--- Start of SUPPLIED DATA ---

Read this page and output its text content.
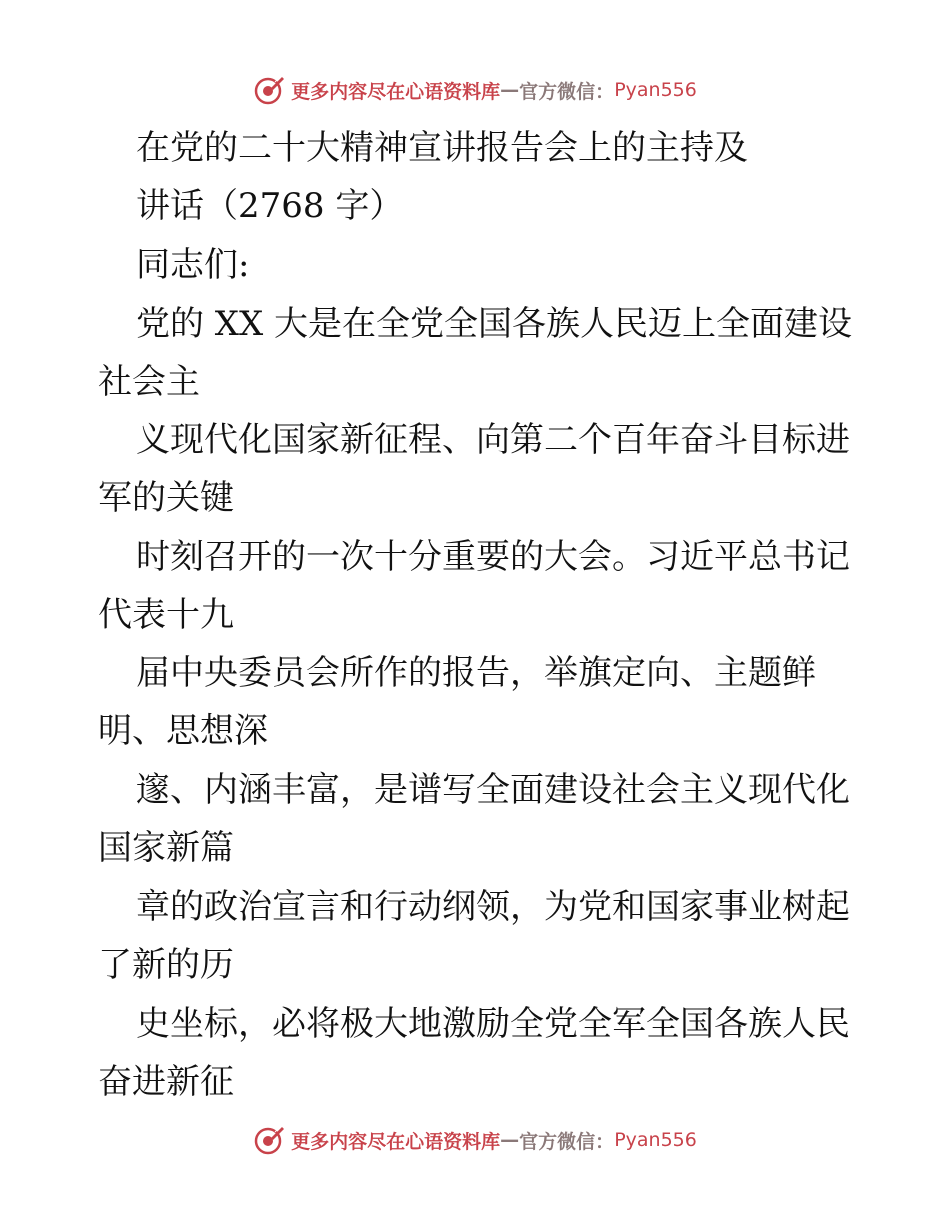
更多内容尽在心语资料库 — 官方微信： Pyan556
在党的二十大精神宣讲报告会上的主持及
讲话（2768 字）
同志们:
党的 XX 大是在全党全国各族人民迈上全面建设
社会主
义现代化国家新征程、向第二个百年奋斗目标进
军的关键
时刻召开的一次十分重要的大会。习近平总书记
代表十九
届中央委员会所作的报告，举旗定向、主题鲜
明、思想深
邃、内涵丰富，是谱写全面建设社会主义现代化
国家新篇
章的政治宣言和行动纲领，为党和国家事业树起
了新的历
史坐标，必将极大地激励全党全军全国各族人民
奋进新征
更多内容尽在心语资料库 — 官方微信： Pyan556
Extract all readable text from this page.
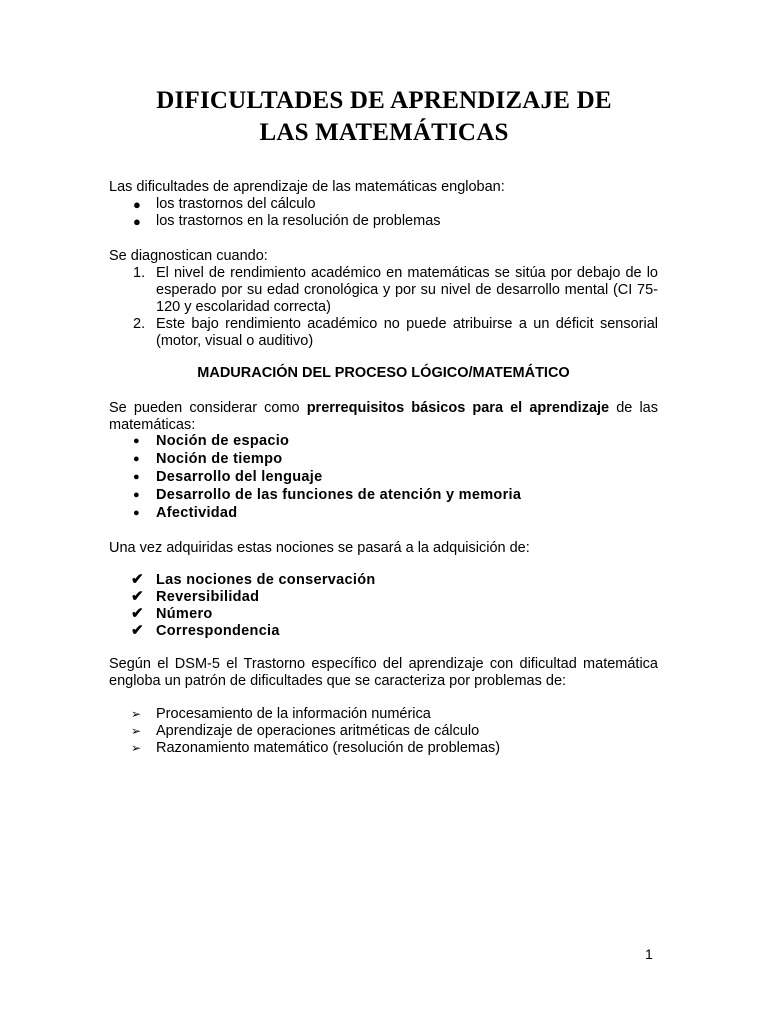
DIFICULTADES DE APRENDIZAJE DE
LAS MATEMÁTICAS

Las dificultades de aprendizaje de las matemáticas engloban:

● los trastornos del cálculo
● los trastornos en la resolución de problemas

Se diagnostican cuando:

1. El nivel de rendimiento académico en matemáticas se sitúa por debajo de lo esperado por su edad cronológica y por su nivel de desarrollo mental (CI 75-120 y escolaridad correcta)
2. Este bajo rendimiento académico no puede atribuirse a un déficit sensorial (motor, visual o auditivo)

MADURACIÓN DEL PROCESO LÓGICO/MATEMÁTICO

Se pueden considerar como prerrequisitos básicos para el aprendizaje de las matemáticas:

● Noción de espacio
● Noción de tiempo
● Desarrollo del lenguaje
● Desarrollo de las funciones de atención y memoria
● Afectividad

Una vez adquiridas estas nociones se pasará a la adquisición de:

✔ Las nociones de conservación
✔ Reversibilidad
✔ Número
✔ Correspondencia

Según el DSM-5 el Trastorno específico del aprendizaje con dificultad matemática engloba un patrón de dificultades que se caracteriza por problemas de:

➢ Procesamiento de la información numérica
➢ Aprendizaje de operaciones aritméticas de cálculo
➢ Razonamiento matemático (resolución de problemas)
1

--- End of SUPPLIED DATA ---

__WHAT TO WORK ON__
Restate the records above in full, word for word. Keep pictures out.

__SOLUTION BELOW__
Read this page and output its text content.
更多内容尽在心语资料库 — 官方微信： Pyan556
在党的二十大精神宣讲报告会上的主持及
讲话（2768 字）
同志们:
党的 XX 大是在全党全国各族人民迈上全面建设
社会主
义现代化国家新征程、向第二个百年奋斗目标进
军的关键
时刻召开的一次十分重要的大会。习近平总书记
代表十九
届中央委员会所作的报告，举旗定向、主题鲜
明、思想深
邃、内涵丰富，是谱写全面建设社会主义现代化
国家新篇
章的政治宣言和行动纲领，为党和国家事业树起
了新的历
史坐标，必将极大地激励全党全军全国各族人民
奋进新征
更多内容尽在心语资料库 — 官方微信： Pyan556
Extract all readable text from this page.
DIFICULTADES DE APRENDIZAJE DE
LAS MATEMÁTICAS

Las dificultades de aprendizaje de las matemáticas engloban:

● los trastornos del cálculo
● los trastornos en la resolución de problemas

Se diagnostican cuando:

1. El nivel de rendimiento académico en matemáticas se sitúa por debajo de lo esperado por su edad cronológica y por su nivel de desarrollo mental (CI 75-120 y escolaridad correcta)
2. Este bajo rendimiento académico no puede atribuirse a un déficit sensorial (motor, visual o auditivo)

MADURACIÓN DEL PROCESO LÓGICO/MATEMÁTICO

Se pueden considerar como prerrequisitos básicos para el aprendizaje de las matemáticas:

● Noción de espacio
● Noción de tiempo
● Desarrollo del lenguaje
● Desarrollo de las funciones de atención y memoria
● Afectividad

Una vez adquiridas estas nociones se pasará a la adquisición de:

✔ Las nociones de conservación
✔ Reversibilidad
✔ Número
✔ Correspondencia

Según el DSM-5 el Trastorno específico del aprendizaje con dificultad matemática engloba un patrón de dificultades que se caracteriza por problemas de:

➢ Procesamiento de la información numérica
➢ Aprendizaje de operaciones aritméticas de cálculo
➢ Razonamiento matemático (resolución de problemas)
1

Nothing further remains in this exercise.